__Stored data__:
++++++++
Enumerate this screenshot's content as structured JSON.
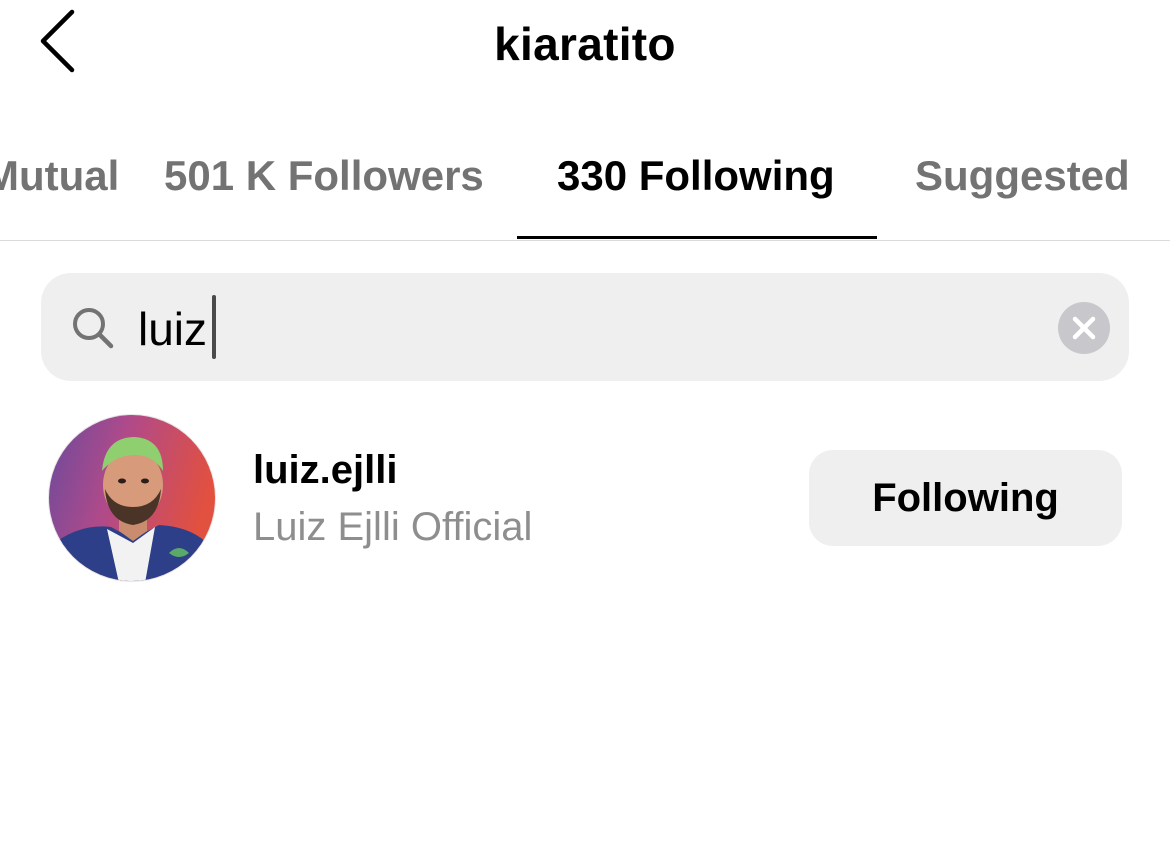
{
  "header": {
    "back_icon": "chevron-left-icon",
    "title": "kiaratito"
  },
  "tabs": [
    {
      "label": "Mutual",
      "active": false
    },
    {
      "label": "501 K Followers",
      "active": false
    },
    {
      "label": "330 Following",
      "active": true
    },
    {
      "label": "Suggested",
      "active": false
    }
  ],
  "search": {
    "icon": "search-icon",
    "value": "luiz",
    "clear_icon": "clear-icon"
  },
  "results": [
    {
      "username": "luiz.ejlli",
      "full_name": "Luiz Ejlli Official",
      "action_label": "Following"
    }
  ],
  "colors": {
    "primary_text": "#000000",
    "secondary_text": "#8e8e8e",
    "inactive_tab": "#737373",
    "surface": "#efefef",
    "divider": "#dbdbdb",
    "clear_button": "#c7c7cc"
  }
}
++++++++
__What this task involves__:
Repeat each entry exactly as given; no pictures belong in the copy.

__Full solution__:
Enumerate this screenshot's content as structured JSON.
{
  "header": {
    "back_icon": "chevron-left-icon",
    "title": "kiaratito"
  },
  "tabs": [
    {
      "label": "Mutual",
      "active": false
    },
    {
      "label": "501 K Followers",
      "active": false
    },
    {
      "label": "330 Following",
      "active": true
    },
    {
      "label": "Suggested",
      "active": false
    }
  ],
  "search": {
    "icon": "search-icon",
    "value": "luiz",
    "clear_icon": "clear-icon"
  },
  "results": [
    {
      "username": "luiz.ejlli",
      "full_name": "Luiz Ejlli Official",
      "action_label": "Following"
    }
  ],
  "colors": {
    "primary_text": "#000000",
    "secondary_text": "#8e8e8e",
    "inactive_tab": "#737373",
    "surface": "#efefef",
    "divider": "#dbdbdb",
    "clear_button": "#c7c7cc"
  }
}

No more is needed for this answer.